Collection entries
+++

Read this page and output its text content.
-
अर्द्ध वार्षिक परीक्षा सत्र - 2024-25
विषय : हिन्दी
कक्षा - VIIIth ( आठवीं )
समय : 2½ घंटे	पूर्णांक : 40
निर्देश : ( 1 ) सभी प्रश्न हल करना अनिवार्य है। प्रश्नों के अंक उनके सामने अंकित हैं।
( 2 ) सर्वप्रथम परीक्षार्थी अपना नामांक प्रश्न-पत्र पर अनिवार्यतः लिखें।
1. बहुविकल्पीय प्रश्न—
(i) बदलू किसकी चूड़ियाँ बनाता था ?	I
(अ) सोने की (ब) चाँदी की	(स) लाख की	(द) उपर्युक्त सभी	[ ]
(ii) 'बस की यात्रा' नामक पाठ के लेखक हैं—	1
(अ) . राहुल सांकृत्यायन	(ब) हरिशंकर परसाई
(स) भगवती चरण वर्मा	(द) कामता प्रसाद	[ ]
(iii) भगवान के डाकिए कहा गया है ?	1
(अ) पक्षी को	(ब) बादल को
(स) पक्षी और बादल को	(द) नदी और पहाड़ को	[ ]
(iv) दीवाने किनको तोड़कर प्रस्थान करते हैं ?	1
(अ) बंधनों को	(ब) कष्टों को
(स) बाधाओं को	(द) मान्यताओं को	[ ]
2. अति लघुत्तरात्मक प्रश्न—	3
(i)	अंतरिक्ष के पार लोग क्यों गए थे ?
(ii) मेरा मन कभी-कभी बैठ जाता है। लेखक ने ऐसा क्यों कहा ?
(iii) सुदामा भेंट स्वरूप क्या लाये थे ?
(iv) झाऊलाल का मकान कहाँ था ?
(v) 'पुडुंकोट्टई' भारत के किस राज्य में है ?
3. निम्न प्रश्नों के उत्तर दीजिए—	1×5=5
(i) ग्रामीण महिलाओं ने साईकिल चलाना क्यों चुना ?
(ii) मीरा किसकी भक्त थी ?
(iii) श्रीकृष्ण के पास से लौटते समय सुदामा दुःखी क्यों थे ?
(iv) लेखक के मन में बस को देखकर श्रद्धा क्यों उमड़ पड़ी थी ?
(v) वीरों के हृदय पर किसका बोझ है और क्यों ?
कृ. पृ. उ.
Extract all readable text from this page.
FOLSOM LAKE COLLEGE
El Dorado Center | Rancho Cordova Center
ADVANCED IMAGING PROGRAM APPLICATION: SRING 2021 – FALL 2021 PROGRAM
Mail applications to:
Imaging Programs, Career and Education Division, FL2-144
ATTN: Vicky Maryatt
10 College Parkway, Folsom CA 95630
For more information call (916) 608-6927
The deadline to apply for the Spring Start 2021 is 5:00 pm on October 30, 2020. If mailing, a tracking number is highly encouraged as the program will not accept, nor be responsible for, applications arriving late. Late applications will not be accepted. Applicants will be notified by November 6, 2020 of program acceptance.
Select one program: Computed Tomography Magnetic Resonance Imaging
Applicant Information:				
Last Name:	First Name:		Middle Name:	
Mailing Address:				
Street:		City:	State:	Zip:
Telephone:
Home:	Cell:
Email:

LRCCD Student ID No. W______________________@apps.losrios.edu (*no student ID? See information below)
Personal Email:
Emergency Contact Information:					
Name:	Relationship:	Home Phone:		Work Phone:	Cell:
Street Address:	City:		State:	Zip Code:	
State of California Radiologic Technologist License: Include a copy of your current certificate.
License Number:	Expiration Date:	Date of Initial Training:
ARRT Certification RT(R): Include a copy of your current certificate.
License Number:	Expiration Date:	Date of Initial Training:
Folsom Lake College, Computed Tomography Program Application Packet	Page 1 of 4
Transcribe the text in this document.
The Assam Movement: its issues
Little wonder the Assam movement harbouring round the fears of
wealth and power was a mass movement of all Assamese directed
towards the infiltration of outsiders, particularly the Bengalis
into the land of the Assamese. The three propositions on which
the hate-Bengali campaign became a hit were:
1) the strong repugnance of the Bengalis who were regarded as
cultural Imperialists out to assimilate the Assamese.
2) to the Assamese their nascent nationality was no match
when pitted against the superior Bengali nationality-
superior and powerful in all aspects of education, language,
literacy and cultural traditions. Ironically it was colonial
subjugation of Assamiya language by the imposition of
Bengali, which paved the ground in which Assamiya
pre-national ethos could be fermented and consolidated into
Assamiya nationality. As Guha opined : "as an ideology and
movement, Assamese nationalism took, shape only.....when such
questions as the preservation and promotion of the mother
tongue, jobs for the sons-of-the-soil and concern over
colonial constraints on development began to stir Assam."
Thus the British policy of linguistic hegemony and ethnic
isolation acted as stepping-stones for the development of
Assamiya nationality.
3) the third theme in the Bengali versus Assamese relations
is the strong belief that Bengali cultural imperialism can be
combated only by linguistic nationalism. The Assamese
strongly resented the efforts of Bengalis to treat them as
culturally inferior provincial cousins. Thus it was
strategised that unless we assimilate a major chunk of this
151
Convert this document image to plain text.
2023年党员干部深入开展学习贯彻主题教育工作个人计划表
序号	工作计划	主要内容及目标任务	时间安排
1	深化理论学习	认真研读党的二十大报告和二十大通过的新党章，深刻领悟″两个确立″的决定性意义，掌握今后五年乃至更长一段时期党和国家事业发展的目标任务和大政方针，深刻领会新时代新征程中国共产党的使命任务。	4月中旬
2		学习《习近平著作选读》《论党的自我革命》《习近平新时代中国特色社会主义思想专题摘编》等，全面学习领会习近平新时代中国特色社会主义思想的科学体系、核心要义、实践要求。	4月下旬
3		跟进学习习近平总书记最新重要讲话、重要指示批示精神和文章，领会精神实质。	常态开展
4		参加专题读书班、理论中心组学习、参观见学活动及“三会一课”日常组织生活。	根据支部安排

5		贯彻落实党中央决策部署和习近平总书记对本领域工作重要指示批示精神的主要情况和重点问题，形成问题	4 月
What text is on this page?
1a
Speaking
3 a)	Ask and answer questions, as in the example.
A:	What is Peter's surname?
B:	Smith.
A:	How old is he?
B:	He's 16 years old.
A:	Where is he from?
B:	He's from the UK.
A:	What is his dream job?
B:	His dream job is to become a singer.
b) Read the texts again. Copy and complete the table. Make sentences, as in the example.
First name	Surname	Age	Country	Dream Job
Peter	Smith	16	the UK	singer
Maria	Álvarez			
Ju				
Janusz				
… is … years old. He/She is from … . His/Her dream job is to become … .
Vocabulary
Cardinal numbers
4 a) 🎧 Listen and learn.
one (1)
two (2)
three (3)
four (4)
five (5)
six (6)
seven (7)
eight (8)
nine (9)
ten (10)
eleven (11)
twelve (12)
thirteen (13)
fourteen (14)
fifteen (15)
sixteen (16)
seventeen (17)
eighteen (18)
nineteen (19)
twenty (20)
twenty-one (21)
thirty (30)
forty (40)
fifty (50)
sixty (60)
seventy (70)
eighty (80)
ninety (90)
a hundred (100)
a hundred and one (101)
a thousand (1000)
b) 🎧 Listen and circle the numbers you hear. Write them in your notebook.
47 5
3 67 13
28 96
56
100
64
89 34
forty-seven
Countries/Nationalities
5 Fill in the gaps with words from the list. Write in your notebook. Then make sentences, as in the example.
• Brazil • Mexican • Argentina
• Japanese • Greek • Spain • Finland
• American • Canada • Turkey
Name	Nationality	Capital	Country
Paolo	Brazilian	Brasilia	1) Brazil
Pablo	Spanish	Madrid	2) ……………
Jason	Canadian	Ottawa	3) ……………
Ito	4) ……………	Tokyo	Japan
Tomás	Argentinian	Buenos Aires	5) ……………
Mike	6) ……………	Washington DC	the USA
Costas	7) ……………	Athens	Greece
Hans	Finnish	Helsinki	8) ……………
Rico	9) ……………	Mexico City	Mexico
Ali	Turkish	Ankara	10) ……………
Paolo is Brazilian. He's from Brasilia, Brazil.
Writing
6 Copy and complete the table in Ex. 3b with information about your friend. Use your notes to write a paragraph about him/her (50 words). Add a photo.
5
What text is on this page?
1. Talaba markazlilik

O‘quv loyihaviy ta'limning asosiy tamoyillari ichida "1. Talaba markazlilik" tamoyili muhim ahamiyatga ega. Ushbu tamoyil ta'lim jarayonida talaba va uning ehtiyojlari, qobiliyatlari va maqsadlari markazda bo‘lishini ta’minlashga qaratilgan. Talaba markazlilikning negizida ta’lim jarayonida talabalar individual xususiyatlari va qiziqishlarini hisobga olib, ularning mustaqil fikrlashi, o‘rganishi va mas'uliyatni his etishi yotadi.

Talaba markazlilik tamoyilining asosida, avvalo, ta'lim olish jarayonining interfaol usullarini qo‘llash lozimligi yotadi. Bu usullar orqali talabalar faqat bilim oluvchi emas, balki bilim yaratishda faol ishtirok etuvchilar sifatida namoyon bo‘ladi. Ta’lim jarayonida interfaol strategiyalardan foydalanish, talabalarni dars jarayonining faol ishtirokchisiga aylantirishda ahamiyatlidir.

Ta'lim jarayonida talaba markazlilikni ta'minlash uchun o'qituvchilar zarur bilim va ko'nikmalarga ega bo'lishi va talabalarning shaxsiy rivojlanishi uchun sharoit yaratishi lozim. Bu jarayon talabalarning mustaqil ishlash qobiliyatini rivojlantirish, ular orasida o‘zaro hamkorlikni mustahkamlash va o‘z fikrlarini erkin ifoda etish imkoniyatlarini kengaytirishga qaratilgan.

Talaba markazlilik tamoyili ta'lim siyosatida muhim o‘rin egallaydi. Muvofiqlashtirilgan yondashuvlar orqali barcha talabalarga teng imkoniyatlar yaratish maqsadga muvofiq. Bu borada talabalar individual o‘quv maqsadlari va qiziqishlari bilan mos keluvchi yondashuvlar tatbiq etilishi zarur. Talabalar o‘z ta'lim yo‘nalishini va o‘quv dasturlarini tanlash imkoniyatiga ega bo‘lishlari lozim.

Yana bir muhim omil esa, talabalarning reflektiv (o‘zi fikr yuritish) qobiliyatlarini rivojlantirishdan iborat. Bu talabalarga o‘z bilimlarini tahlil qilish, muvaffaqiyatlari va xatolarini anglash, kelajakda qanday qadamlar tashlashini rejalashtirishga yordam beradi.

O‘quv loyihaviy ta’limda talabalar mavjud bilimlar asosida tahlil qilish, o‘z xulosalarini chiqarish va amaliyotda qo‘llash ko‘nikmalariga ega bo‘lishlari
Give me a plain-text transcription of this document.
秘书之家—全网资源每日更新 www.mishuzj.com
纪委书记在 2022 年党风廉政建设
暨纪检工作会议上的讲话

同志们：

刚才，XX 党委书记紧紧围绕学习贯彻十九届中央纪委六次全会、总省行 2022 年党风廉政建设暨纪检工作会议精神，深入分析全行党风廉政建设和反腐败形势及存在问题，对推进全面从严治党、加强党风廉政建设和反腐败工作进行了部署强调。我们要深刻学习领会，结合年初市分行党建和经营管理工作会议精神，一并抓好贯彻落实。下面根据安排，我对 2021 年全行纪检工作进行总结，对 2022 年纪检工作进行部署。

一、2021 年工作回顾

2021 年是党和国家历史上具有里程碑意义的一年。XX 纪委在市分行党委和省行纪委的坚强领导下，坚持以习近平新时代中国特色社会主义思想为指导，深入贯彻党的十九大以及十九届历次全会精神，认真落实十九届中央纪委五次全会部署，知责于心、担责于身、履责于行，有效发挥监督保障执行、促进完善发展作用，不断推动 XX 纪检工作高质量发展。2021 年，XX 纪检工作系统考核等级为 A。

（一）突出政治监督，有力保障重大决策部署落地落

+++

- [Your instructions] Search the data for the string "Street". List each line that has it.

- [Exercise answer]
Street:		City:	State:	Zip:
Street Address:	City:		State:	Zip Code:	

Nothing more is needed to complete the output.